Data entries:

- - - -

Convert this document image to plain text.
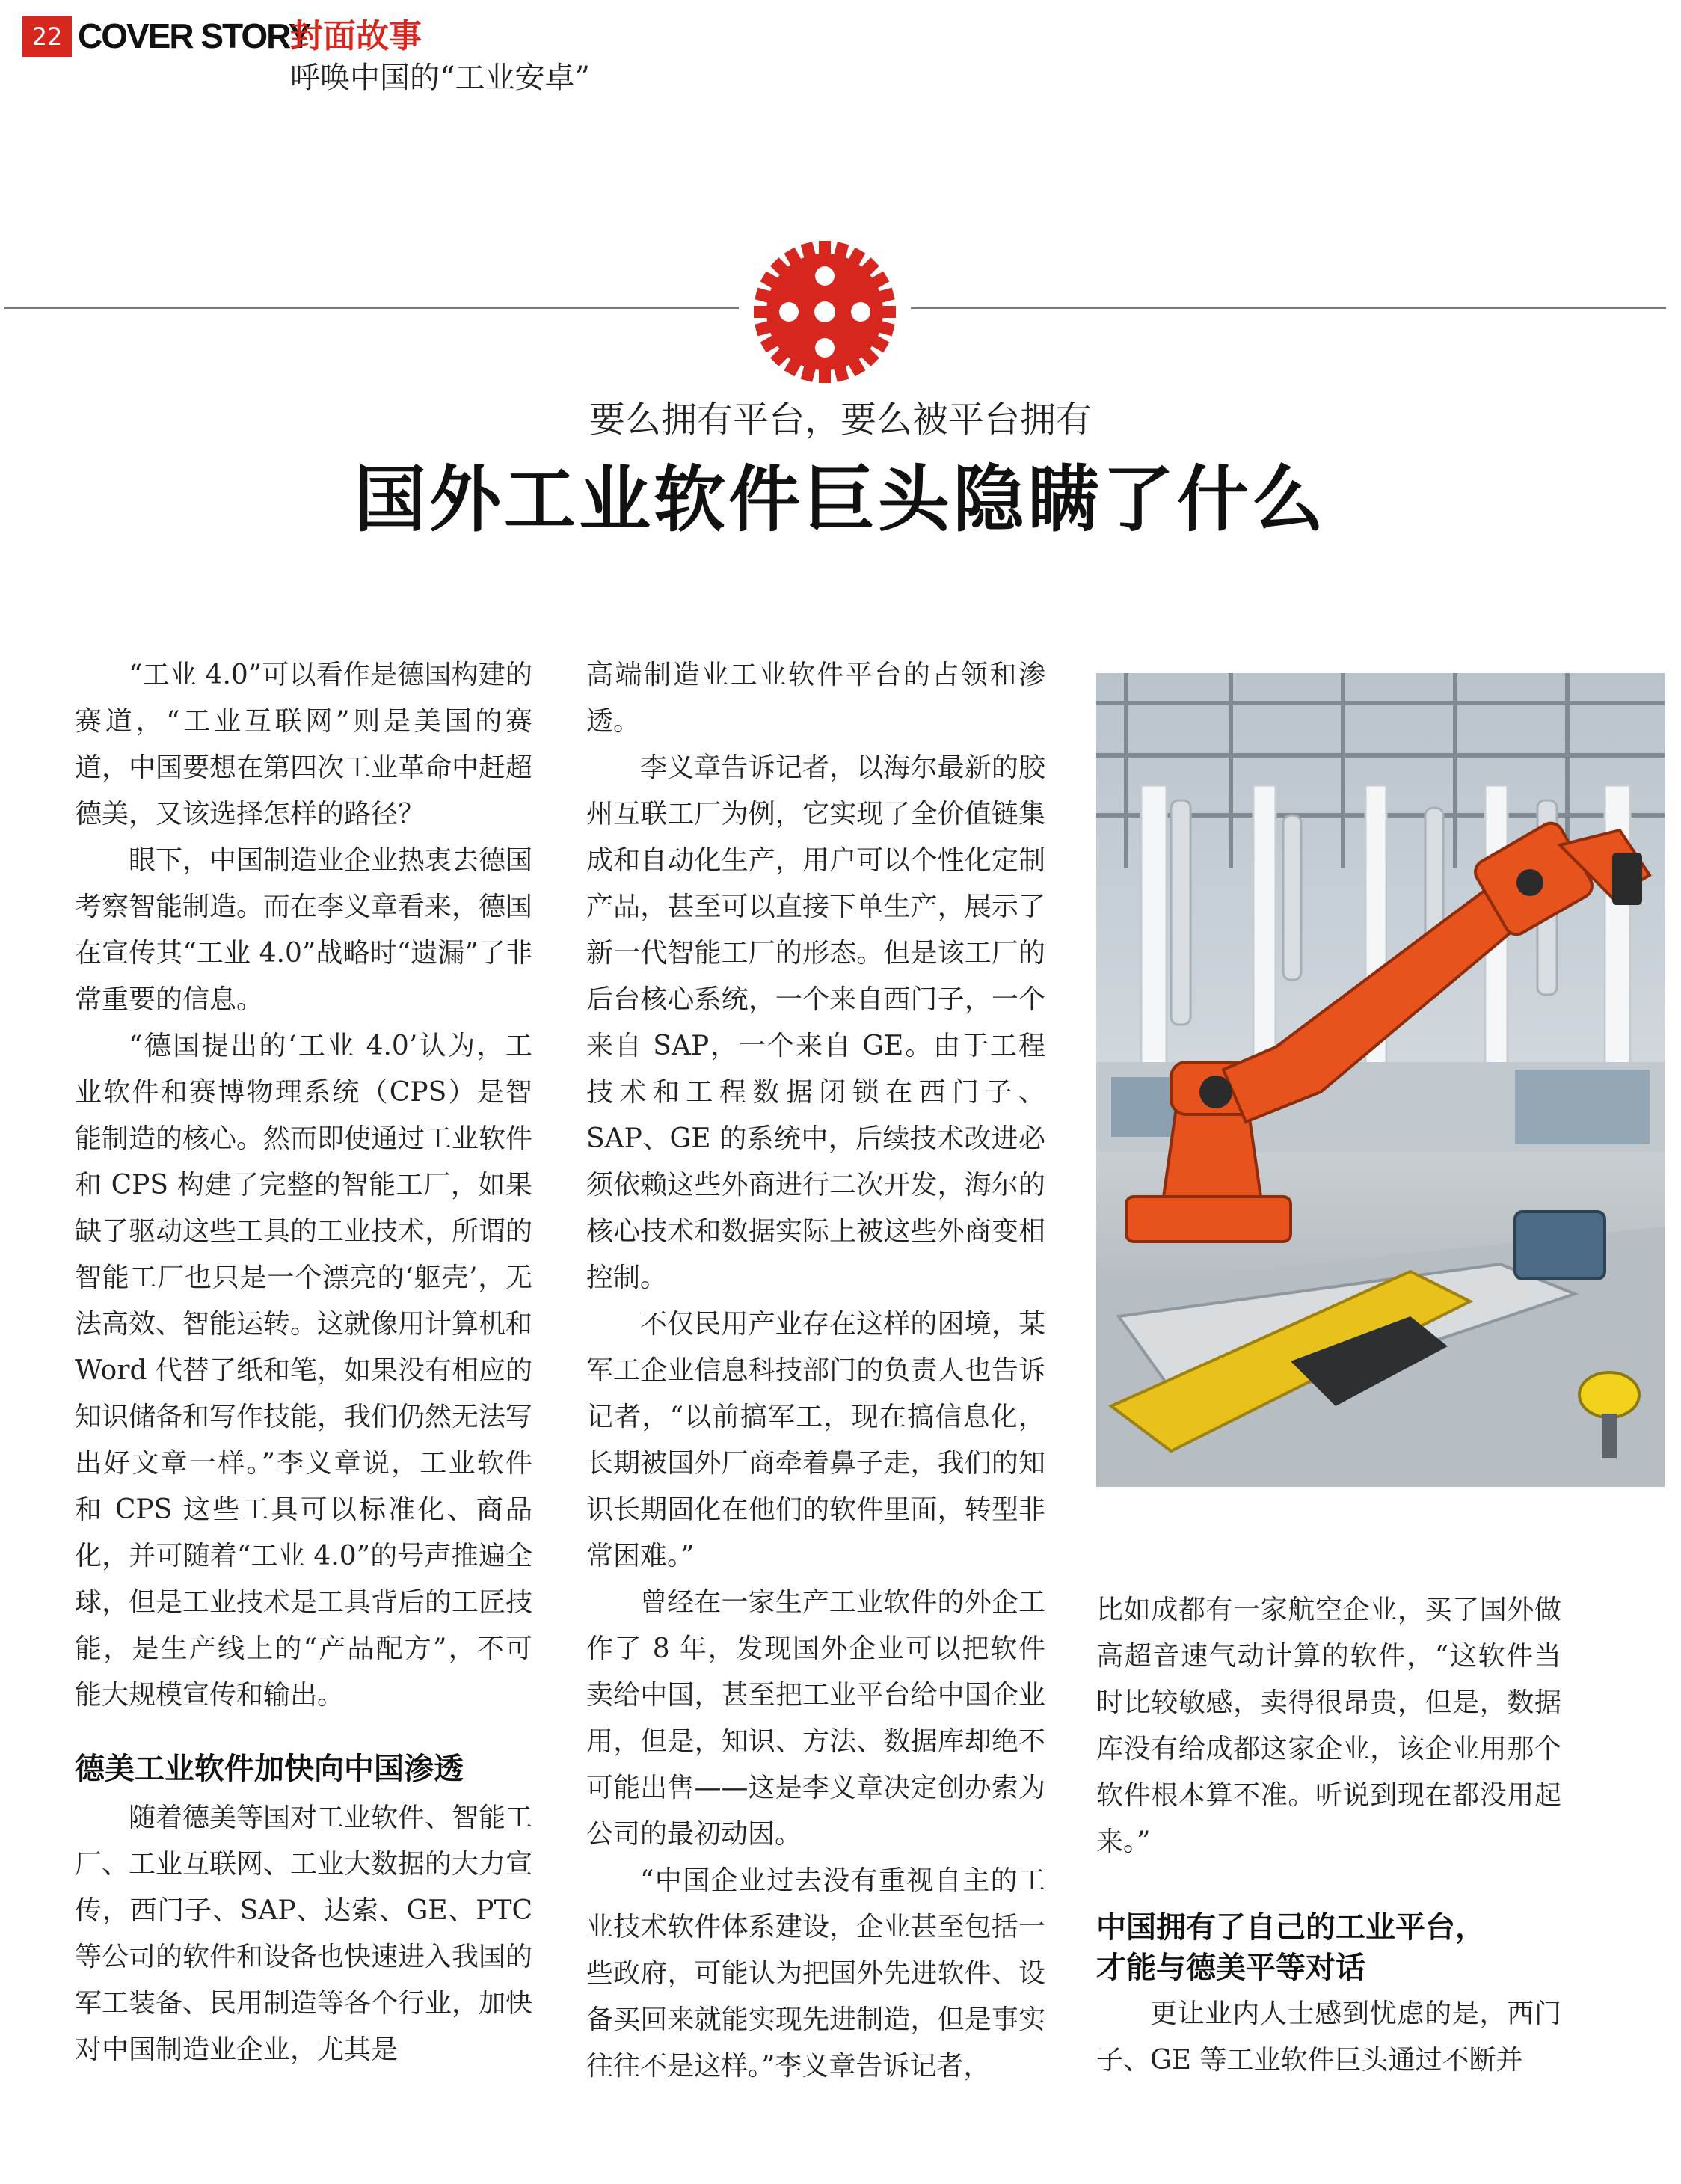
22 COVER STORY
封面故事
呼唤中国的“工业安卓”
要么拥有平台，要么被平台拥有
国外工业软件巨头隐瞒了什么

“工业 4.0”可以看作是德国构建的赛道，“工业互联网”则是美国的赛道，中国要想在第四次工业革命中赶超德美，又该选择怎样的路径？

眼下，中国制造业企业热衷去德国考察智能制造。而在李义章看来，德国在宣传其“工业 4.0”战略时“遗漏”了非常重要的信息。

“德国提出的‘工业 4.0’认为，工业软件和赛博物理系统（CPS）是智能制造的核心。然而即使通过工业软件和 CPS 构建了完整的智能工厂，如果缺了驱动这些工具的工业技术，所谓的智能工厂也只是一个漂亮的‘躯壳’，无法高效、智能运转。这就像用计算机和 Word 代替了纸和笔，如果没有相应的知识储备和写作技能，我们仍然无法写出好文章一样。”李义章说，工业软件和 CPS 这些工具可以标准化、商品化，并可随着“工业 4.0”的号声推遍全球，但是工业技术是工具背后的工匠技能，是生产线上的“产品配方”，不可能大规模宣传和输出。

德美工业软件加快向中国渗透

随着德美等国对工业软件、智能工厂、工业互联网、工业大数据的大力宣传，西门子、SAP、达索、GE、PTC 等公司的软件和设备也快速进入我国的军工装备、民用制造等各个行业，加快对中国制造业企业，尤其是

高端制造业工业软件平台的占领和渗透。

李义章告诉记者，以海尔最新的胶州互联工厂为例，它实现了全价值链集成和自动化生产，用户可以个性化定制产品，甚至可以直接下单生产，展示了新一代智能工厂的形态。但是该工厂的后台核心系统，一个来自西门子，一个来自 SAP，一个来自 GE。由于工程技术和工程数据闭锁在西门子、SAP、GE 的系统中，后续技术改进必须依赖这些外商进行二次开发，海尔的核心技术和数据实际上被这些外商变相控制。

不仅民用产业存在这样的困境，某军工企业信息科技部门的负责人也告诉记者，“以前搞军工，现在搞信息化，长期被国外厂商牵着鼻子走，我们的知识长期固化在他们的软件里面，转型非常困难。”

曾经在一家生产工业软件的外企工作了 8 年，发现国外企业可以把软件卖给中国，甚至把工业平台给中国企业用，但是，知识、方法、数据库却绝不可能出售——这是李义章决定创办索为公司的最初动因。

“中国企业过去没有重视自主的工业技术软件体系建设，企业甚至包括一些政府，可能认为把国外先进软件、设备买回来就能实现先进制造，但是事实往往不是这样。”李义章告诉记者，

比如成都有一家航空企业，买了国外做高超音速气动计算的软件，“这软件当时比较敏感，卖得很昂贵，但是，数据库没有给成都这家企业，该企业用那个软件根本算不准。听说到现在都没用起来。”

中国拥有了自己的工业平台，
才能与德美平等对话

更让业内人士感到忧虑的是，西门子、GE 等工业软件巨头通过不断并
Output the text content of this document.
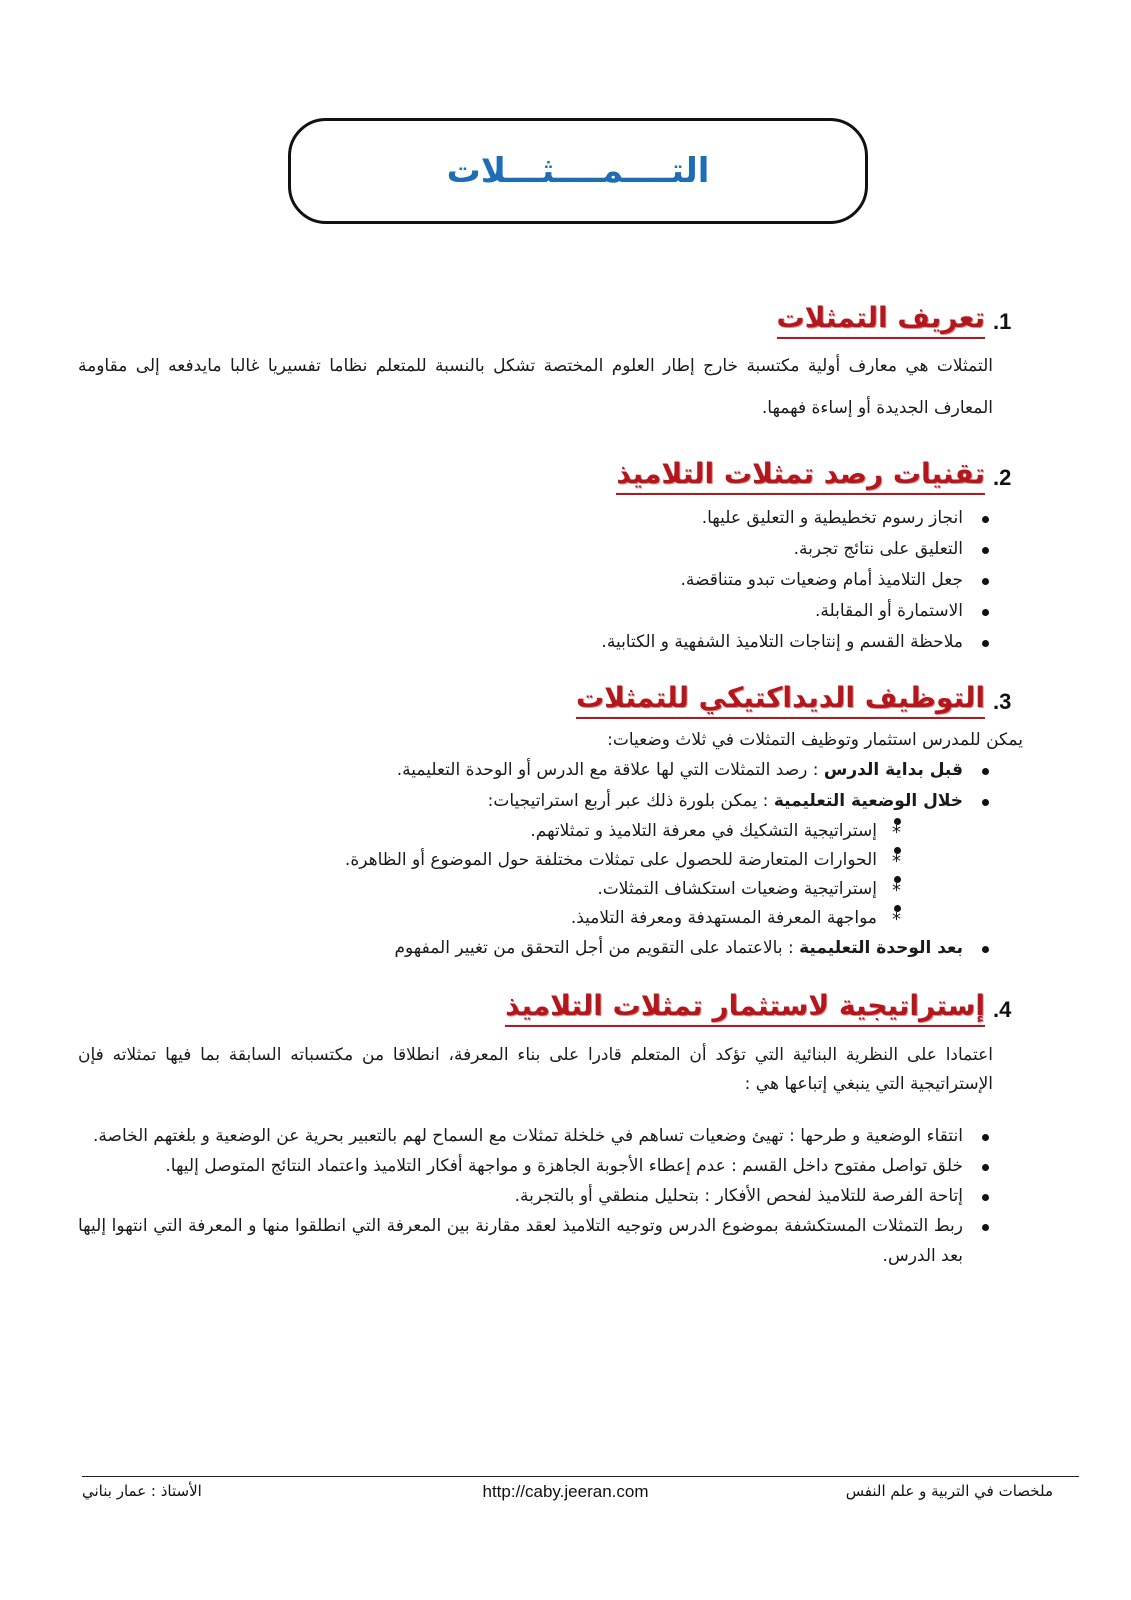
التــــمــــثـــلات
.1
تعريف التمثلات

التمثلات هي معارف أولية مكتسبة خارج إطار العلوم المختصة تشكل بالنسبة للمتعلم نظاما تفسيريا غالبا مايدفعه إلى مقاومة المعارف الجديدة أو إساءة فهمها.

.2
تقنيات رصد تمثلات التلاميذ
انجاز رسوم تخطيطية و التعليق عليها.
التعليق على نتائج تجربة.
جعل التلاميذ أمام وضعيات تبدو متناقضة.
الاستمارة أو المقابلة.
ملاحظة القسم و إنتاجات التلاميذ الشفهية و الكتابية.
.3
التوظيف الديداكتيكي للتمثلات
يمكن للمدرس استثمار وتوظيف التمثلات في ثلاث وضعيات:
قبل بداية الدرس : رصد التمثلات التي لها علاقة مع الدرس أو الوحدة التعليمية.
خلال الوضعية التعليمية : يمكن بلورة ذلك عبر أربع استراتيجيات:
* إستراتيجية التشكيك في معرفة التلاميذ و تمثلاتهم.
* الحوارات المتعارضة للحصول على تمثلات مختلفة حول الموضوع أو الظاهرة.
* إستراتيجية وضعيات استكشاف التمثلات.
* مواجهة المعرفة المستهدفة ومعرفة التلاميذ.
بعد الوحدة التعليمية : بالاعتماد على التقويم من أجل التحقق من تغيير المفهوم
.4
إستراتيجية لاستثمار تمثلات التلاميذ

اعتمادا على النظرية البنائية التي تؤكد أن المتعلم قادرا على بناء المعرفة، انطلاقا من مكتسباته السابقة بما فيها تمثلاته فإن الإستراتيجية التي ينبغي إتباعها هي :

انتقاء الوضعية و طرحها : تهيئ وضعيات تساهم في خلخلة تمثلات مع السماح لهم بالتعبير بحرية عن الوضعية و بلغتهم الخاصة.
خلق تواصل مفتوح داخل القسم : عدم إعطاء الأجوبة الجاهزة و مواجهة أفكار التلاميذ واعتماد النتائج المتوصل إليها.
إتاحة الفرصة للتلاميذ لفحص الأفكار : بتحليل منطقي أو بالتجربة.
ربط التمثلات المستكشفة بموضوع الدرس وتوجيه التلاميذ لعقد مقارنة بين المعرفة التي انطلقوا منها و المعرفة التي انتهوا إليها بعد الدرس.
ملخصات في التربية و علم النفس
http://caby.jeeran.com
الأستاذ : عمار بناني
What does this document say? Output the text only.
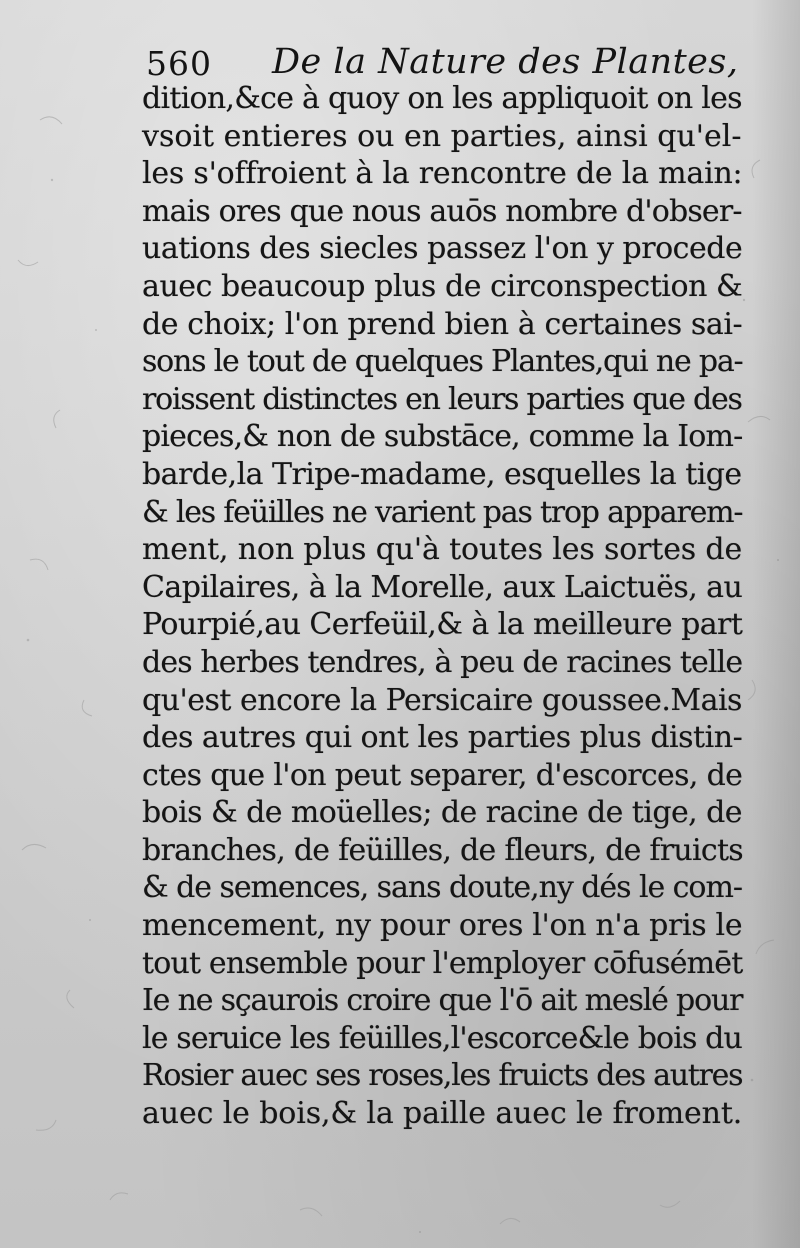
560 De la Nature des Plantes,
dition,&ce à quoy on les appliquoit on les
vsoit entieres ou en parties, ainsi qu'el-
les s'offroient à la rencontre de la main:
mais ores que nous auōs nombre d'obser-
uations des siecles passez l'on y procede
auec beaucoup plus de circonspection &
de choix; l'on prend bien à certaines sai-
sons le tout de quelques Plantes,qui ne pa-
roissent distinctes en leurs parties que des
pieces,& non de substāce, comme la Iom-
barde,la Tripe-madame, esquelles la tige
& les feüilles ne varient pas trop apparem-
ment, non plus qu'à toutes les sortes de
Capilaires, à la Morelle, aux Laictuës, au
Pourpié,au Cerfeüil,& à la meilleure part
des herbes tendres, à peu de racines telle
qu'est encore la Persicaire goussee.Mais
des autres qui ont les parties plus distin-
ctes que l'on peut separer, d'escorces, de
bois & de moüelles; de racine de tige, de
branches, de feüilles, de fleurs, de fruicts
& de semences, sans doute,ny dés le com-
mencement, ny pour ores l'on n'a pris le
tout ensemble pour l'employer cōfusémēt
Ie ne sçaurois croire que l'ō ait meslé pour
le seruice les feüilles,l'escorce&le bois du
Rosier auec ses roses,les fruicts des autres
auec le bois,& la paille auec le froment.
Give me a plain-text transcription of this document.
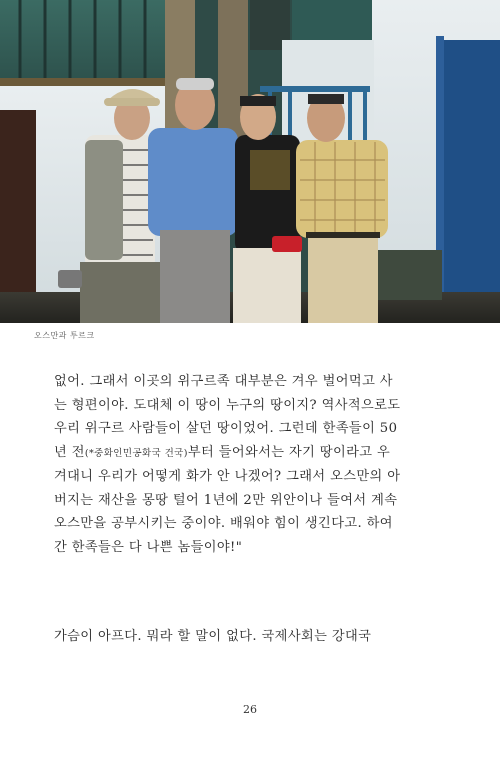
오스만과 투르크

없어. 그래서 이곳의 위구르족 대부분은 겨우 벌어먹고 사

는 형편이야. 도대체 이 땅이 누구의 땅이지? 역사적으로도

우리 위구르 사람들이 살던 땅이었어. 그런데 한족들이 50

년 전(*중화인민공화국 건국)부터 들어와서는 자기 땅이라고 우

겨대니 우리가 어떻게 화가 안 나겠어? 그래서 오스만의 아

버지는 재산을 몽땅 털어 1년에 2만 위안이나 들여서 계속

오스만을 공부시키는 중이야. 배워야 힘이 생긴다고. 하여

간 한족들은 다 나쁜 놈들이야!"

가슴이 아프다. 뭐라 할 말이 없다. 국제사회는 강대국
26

- - - -

→ Exercise task:
Set down exactly and only the lines from the line that contains "Give me a plain-text" through the last line of the entries above, with both of those lines included and the pictures left out.

→ Full answer:
Give me a plain-text transcription of this document.
오스만과 투르크

없어. 그래서 이곳의 위구르족 대부분은 겨우 벌어먹고 사

는 형편이야. 도대체 이 땅이 누구의 땅이지? 역사적으로도

우리 위구르 사람들이 살던 땅이었어. 그런데 한족들이 50

년 전(*중화인민공화국 건국)부터 들어와서는 자기 땅이라고 우

겨대니 우리가 어떻게 화가 안 나겠어? 그래서 오스만의 아

버지는 재산을 몽땅 털어 1년에 2만 위안이나 들여서 계속

오스만을 공부시키는 중이야. 배워야 힘이 생긴다고. 하여

간 한족들은 다 나쁜 놈들이야!"

가슴이 아프다. 뭐라 할 말이 없다. 국제사회는 강대국
26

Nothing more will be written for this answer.